#### Data supplied ####

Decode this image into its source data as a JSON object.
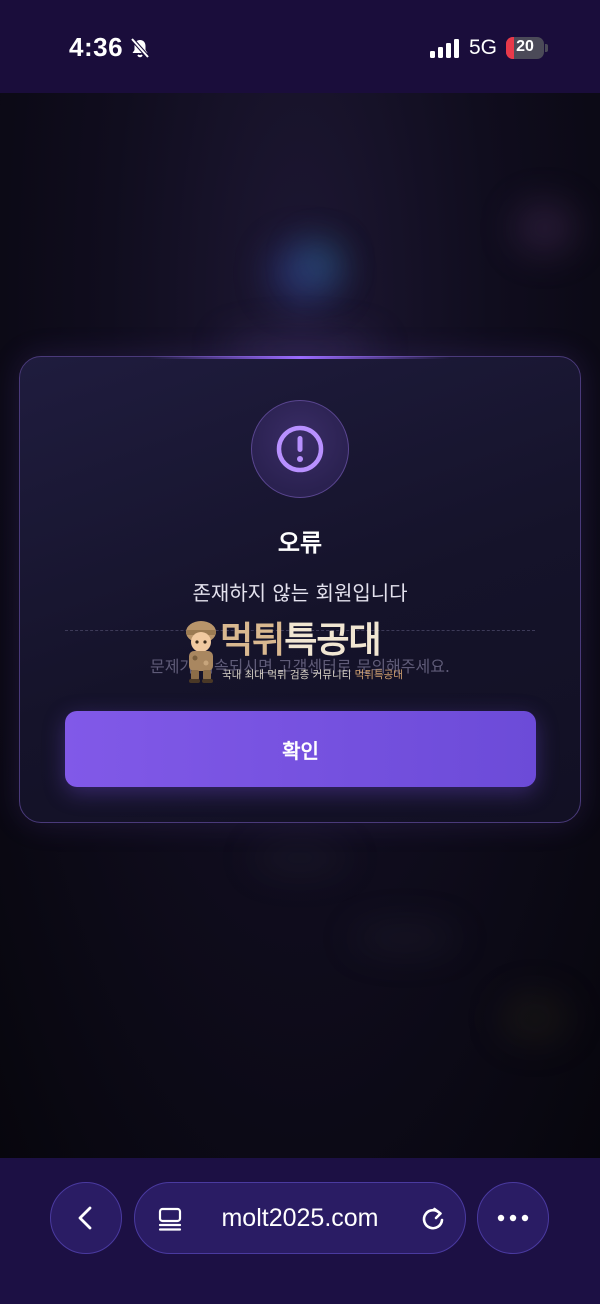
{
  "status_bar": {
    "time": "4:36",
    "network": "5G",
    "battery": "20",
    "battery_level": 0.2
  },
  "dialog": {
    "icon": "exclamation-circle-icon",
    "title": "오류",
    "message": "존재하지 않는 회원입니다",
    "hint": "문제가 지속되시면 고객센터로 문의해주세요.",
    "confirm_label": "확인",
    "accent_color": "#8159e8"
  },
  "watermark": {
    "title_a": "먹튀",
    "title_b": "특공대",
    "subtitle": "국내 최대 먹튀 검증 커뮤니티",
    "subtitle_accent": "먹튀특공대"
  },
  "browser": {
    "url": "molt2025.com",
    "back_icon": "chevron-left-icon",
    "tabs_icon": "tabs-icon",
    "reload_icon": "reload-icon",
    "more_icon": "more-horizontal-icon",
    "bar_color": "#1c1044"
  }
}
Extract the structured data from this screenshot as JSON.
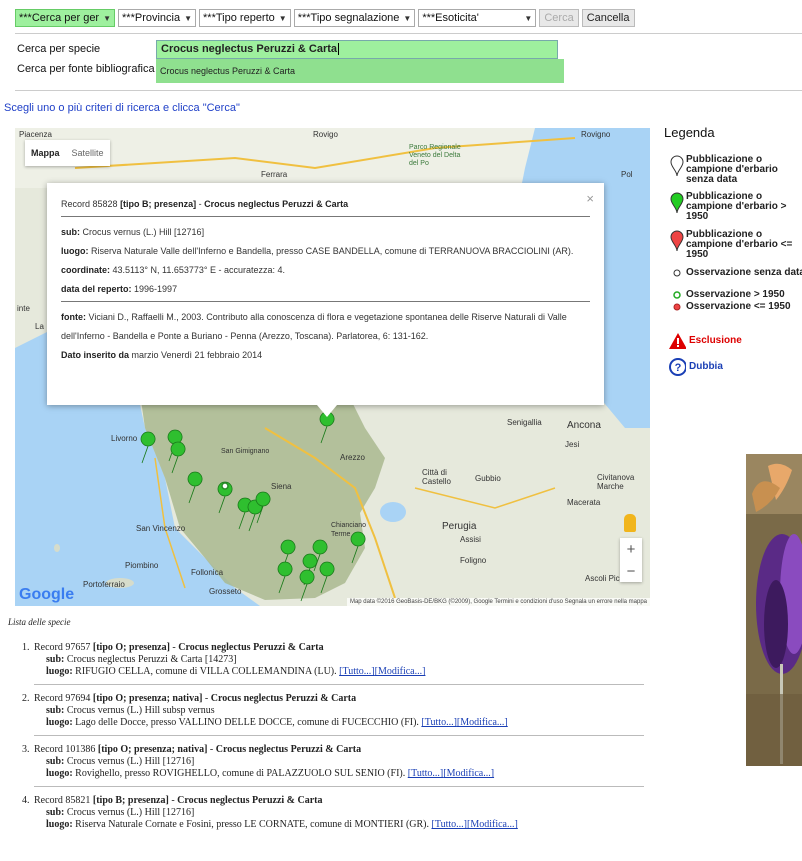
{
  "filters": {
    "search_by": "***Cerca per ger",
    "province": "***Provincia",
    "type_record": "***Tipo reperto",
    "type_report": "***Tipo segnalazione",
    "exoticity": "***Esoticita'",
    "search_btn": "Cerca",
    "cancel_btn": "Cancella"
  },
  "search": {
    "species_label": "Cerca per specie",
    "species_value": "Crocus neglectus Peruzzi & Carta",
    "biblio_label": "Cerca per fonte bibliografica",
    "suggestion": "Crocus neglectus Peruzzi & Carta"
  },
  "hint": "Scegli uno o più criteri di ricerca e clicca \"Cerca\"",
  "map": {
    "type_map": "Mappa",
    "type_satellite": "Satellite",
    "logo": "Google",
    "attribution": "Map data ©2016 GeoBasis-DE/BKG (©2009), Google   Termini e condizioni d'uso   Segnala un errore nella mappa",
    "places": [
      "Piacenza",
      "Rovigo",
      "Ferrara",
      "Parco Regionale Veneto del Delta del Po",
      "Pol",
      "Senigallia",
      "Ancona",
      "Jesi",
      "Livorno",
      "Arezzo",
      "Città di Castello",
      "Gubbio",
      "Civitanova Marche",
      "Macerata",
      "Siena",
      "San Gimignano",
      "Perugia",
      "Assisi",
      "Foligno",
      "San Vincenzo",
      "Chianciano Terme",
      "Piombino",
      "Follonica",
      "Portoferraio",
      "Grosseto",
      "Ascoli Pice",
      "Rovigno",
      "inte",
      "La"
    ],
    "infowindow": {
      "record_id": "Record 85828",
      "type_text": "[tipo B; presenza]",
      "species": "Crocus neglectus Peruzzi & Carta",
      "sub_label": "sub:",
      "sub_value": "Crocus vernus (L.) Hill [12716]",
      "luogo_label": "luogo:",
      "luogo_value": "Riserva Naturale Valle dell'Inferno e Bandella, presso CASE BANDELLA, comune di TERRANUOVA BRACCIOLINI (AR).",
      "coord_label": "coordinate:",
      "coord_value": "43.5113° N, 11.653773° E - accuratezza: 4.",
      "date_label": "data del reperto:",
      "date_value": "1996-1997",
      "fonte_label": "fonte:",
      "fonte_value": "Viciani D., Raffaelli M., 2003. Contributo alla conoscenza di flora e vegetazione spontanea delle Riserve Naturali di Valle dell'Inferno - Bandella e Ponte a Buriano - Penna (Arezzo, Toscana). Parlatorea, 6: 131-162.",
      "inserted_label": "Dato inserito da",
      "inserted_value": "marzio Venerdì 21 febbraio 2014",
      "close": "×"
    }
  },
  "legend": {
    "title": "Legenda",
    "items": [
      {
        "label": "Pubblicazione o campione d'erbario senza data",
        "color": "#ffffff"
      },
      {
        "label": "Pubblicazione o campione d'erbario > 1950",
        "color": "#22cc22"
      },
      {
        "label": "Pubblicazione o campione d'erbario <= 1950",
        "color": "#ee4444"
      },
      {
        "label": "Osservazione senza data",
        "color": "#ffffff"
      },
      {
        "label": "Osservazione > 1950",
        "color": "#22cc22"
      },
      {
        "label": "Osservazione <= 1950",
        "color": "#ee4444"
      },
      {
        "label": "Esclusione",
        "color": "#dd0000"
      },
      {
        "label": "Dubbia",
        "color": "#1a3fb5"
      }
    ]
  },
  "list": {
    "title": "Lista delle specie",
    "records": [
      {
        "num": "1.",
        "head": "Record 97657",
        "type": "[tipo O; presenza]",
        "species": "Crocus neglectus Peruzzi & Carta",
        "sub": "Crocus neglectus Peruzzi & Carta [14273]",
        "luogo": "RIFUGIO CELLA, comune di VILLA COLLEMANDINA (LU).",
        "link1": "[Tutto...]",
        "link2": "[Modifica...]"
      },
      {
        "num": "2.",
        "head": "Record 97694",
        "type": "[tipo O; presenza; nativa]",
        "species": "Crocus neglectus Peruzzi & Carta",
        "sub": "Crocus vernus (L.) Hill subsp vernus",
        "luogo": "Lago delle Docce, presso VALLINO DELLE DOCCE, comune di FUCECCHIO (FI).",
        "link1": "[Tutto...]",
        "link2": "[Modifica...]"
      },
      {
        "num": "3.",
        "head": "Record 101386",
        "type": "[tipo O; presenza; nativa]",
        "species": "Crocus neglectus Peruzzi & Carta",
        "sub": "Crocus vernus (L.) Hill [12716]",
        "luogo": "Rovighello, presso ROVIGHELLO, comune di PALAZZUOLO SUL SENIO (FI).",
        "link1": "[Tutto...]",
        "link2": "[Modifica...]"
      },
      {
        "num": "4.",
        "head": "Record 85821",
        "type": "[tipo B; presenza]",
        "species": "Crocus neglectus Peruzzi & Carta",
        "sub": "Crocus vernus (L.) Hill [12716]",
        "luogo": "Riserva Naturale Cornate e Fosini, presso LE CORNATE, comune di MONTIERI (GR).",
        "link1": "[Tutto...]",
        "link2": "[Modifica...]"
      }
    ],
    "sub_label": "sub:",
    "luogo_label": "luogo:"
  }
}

####

#### Given instruction
Transcribe each entry precisely as given, leaving the pictures out.

#### Reply
Decode this image into its source data as a JSON object.
{
  "status_bar": {
    "time": "4:36",
    "network": "5G",
    "battery": "20",
    "battery_level": 0.2
  },
  "dialog": {
    "icon": "exclamation-circle-icon",
    "title": "오류",
    "message": "존재하지 않는 회원입니다",
    "hint": "문제가 지속되시면 고객센터로 문의해주세요.",
    "confirm_label": "확인",
    "accent_color": "#8159e8"
  },
  "watermark": {
    "title_a": "먹튀",
    "title_b": "특공대",
    "subtitle": "국내 최대 먹튀 검증 커뮤니티",
    "subtitle_accent": "먹튀특공대"
  },
  "browser": {
    "url": "molt2025.com",
    "back_icon": "chevron-left-icon",
    "tabs_icon": "tabs-icon",
    "reload_icon": "reload-icon",
    "more_icon": "more-horizontal-icon",
    "bar_color": "#1c1044"
  }
}
Extract the structured data from this screenshot as JSON.
{
  "filters": {
    "search_by": "***Cerca per ger",
    "province": "***Provincia",
    "type_record": "***Tipo reperto",
    "type_report": "***Tipo segnalazione",
    "exoticity": "***Esoticita'",
    "search_btn": "Cerca",
    "cancel_btn": "Cancella"
  },
  "search": {
    "species_label": "Cerca per specie",
    "species_value": "Crocus neglectus Peruzzi & Carta",
    "biblio_label": "Cerca per fonte bibliografica",
    "suggestion": "Crocus neglectus Peruzzi & Carta"
  },
  "hint": "Scegli uno o più criteri di ricerca e clicca \"Cerca\"",
  "map": {
    "type_map": "Mappa",
    "type_satellite": "Satellite",
    "logo": "Google",
    "attribution": "Map data ©2016 GeoBasis-DE/BKG (©2009), Google   Termini e condizioni d'uso   Segnala un errore nella mappa",
    "places": [
      "Piacenza",
      "Rovigo",
      "Ferrara",
      "Parco Regionale Veneto del Delta del Po",
      "Pol",
      "Senigallia",
      "Ancona",
      "Jesi",
      "Livorno",
      "Arezzo",
      "Città di Castello",
      "Gubbio",
      "Civitanova Marche",
      "Macerata",
      "Siena",
      "San Gimignano",
      "Perugia",
      "Assisi",
      "Foligno",
      "San Vincenzo",
      "Chianciano Terme",
      "Piombino",
      "Follonica",
      "Portoferraio",
      "Grosseto",
      "Ascoli Pice",
      "Rovigno",
      "inte",
      "La"
    ],
    "infowindow": {
      "record_id": "Record 85828",
      "type_text": "[tipo B; presenza]",
      "species": "Crocus neglectus Peruzzi & Carta",
      "sub_label": "sub:",
      "sub_value": "Crocus vernus (L.) Hill [12716]",
      "luogo_label": "luogo:",
      "luogo_value": "Riserva Naturale Valle dell'Inferno e Bandella, presso CASE BANDELLA, comune di TERRANUOVA BRACCIOLINI (AR).",
      "coord_label": "coordinate:",
      "coord_value": "43.5113° N, 11.653773° E - accuratezza: 4.",
      "date_label": "data del reperto:",
      "date_value": "1996-1997",
      "fonte_label": "fonte:",
      "fonte_value": "Viciani D., Raffaelli M., 2003. Contributo alla conoscenza di flora e vegetazione spontanea delle Riserve Naturali di Valle dell'Inferno - Bandella e Ponte a Buriano - Penna (Arezzo, Toscana). Parlatorea, 6: 131-162.",
      "inserted_label": "Dato inserito da",
      "inserted_value": "marzio Venerdì 21 febbraio 2014",
      "close": "×"
    }
  },
  "legend": {
    "title": "Legenda",
    "items": [
      {
        "label": "Pubblicazione o campione d'erbario senza data",
        "color": "#ffffff"
      },
      {
        "label": "Pubblicazione o campione d'erbario > 1950",
        "color": "#22cc22"
      },
      {
        "label": "Pubblicazione o campione d'erbario <= 1950",
        "color": "#ee4444"
      },
      {
        "label": "Osservazione senza data",
        "color": "#ffffff"
      },
      {
        "label": "Osservazione > 1950",
        "color": "#22cc22"
      },
      {
        "label": "Osservazione <= 1950",
        "color": "#ee4444"
      },
      {
        "label": "Esclusione",
        "color": "#dd0000"
      },
      {
        "label": "Dubbia",
        "color": "#1a3fb5"
      }
    ]
  },
  "list": {
    "title": "Lista delle specie",
    "records": [
      {
        "num": "1.",
        "head": "Record 97657",
        "type": "[tipo O; presenza]",
        "species": "Crocus neglectus Peruzzi & Carta",
        "sub": "Crocus neglectus Peruzzi & Carta [14273]",
        "luogo": "RIFUGIO CELLA, comune di VILLA COLLEMANDINA (LU).",
        "link1": "[Tutto...]",
        "link2": "[Modifica...]"
      },
      {
        "num": "2.",
        "head": "Record 97694",
        "type": "[tipo O; presenza; nativa]",
        "species": "Crocus neglectus Peruzzi & Carta",
        "sub": "Crocus vernus (L.) Hill subsp vernus",
        "luogo": "Lago delle Docce, presso VALLINO DELLE DOCCE, comune di FUCECCHIO (FI).",
        "link1": "[Tutto...]",
        "link2": "[Modifica...]"
      },
      {
        "num": "3.",
        "head": "Record 101386",
        "type": "[tipo O; presenza; nativa]",
        "species": "Crocus neglectus Peruzzi & Carta",
        "sub": "Crocus vernus (L.) Hill [12716]",
        "luogo": "Rovighello, presso ROVIGHELLO, comune di PALAZZUOLO SUL SENIO (FI).",
        "link1": "[Tutto...]",
        "link2": "[Modifica...]"
      },
      {
        "num": "4.",
        "head": "Record 85821",
        "type": "[tipo B; presenza]",
        "species": "Crocus neglectus Peruzzi & Carta",
        "sub": "Crocus vernus (L.) Hill [12716]",
        "luogo": "Riserva Naturale Cornate e Fosini, presso LE CORNATE, comune di MONTIERI (GR).",
        "link1": "[Tutto...]",
        "link2": "[Modifica...]"
      }
    ],
    "sub_label": "sub:",
    "luogo_label": "luogo:"
  }
}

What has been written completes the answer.